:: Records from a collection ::

--------

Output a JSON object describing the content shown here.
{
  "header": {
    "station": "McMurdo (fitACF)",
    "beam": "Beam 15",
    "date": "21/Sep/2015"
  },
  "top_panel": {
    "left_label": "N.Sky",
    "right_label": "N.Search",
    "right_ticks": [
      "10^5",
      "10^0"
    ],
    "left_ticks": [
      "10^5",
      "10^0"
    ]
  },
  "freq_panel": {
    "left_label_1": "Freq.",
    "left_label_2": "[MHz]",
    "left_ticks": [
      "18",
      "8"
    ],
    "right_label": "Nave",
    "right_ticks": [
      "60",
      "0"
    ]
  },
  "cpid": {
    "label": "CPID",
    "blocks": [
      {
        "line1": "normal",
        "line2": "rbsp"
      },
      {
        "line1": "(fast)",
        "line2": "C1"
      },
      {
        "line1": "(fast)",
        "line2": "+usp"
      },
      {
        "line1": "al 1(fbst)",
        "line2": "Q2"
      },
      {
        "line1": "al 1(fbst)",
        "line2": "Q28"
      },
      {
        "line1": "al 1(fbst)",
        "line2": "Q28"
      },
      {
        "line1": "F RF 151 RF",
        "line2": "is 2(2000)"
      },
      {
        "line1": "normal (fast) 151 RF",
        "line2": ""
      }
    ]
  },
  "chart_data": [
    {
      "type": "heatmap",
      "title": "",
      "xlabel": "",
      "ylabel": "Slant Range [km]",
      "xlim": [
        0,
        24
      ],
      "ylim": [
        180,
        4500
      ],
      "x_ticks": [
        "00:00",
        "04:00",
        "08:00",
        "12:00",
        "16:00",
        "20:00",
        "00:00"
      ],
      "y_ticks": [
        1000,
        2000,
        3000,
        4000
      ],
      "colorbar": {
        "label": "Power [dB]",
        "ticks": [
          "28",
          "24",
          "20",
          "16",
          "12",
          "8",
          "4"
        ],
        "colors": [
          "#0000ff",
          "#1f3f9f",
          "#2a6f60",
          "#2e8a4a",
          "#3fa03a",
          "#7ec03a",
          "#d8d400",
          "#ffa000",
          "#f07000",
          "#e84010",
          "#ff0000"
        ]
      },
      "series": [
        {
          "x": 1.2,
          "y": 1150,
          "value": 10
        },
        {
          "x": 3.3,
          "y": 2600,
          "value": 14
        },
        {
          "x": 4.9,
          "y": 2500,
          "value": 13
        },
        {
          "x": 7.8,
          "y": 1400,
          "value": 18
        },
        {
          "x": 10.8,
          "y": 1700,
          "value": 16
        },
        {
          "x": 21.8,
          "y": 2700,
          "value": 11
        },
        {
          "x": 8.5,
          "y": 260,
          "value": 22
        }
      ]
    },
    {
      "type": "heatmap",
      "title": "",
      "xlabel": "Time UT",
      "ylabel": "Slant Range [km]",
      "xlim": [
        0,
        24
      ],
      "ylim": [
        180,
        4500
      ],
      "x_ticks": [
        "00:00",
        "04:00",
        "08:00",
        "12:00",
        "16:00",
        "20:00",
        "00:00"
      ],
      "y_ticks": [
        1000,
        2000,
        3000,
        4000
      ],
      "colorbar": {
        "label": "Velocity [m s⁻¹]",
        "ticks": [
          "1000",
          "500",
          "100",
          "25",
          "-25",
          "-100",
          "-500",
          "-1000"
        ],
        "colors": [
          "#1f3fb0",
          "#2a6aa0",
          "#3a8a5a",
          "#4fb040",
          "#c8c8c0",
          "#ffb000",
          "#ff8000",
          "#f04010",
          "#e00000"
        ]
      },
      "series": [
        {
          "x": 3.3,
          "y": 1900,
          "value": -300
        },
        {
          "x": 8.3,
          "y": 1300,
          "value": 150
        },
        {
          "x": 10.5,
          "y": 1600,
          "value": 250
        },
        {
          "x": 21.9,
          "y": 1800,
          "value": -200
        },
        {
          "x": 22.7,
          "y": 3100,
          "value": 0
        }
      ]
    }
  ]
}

--------

:: What to produce ::
Write the complete data out, exactly as above.

:: Output for this exercise ::
Output a JSON object describing the content shown here.
{
  "header": {
    "station": "McMurdo (fitACF)",
    "beam": "Beam 15",
    "date": "21/Sep/2015"
  },
  "top_panel": {
    "left_label": "N.Sky",
    "right_label": "N.Search",
    "right_ticks": [
      "10^5",
      "10^0"
    ],
    "left_ticks": [
      "10^5",
      "10^0"
    ]
  },
  "freq_panel": {
    "left_label_1": "Freq.",
    "left_label_2": "[MHz]",
    "left_ticks": [
      "18",
      "8"
    ],
    "right_label": "Nave",
    "right_ticks": [
      "60",
      "0"
    ]
  },
  "cpid": {
    "label": "CPID",
    "blocks": [
      {
        "line1": "normal",
        "line2": "rbsp"
      },
      {
        "line1": "(fast)",
        "line2": "C1"
      },
      {
        "line1": "(fast)",
        "line2": "+usp"
      },
      {
        "line1": "al 1(fbst)",
        "line2": "Q2"
      },
      {
        "line1": "al 1(fbst)",
        "line2": "Q28"
      },
      {
        "line1": "al 1(fbst)",
        "line2": "Q28"
      },
      {
        "line1": "F RF 151 RF",
        "line2": "is 2(2000)"
      },
      {
        "line1": "normal (fast) 151 RF",
        "line2": ""
      }
    ]
  },
  "chart_data": [
    {
      "type": "heatmap",
      "title": "",
      "xlabel": "",
      "ylabel": "Slant Range [km]",
      "xlim": [
        0,
        24
      ],
      "ylim": [
        180,
        4500
      ],
      "x_ticks": [
        "00:00",
        "04:00",
        "08:00",
        "12:00",
        "16:00",
        "20:00",
        "00:00"
      ],
      "y_ticks": [
        1000,
        2000,
        3000,
        4000
      ],
      "colorbar": {
        "label": "Power [dB]",
        "ticks": [
          "28",
          "24",
          "20",
          "16",
          "12",
          "8",
          "4"
        ],
        "colors": [
          "#0000ff",
          "#1f3f9f",
          "#2a6f60",
          "#2e8a4a",
          "#3fa03a",
          "#7ec03a",
          "#d8d400",
          "#ffa000",
          "#f07000",
          "#e84010",
          "#ff0000"
        ]
      },
      "series": [
        {
          "x": 1.2,
          "y": 1150,
          "value": 10
        },
        {
          "x": 3.3,
          "y": 2600,
          "value": 14
        },
        {
          "x": 4.9,
          "y": 2500,
          "value": 13
        },
        {
          "x": 7.8,
          "y": 1400,
          "value": 18
        },
        {
          "x": 10.8,
          "y": 1700,
          "value": 16
        },
        {
          "x": 21.8,
          "y": 2700,
          "value": 11
        },
        {
          "x": 8.5,
          "y": 260,
          "value": 22
        }
      ]
    },
    {
      "type": "heatmap",
      "title": "",
      "xlabel": "Time UT",
      "ylabel": "Slant Range [km]",
      "xlim": [
        0,
        24
      ],
      "ylim": [
        180,
        4500
      ],
      "x_ticks": [
        "00:00",
        "04:00",
        "08:00",
        "12:00",
        "16:00",
        "20:00",
        "00:00"
      ],
      "y_ticks": [
        1000,
        2000,
        3000,
        4000
      ],
      "colorbar": {
        "label": "Velocity [m s⁻¹]",
        "ticks": [
          "1000",
          "500",
          "100",
          "25",
          "-25",
          "-100",
          "-500",
          "-1000"
        ],
        "colors": [
          "#1f3fb0",
          "#2a6aa0",
          "#3a8a5a",
          "#4fb040",
          "#c8c8c0",
          "#ffb000",
          "#ff8000",
          "#f04010",
          "#e00000"
        ]
      },
      "series": [
        {
          "x": 3.3,
          "y": 1900,
          "value": -300
        },
        {
          "x": 8.3,
          "y": 1300,
          "value": 150
        },
        {
          "x": 10.5,
          "y": 1600,
          "value": 250
        },
        {
          "x": 21.9,
          "y": 1800,
          "value": -200
        },
        {
          "x": 22.7,
          "y": 3100,
          "value": 0
        }
      ]
    }
  ]
}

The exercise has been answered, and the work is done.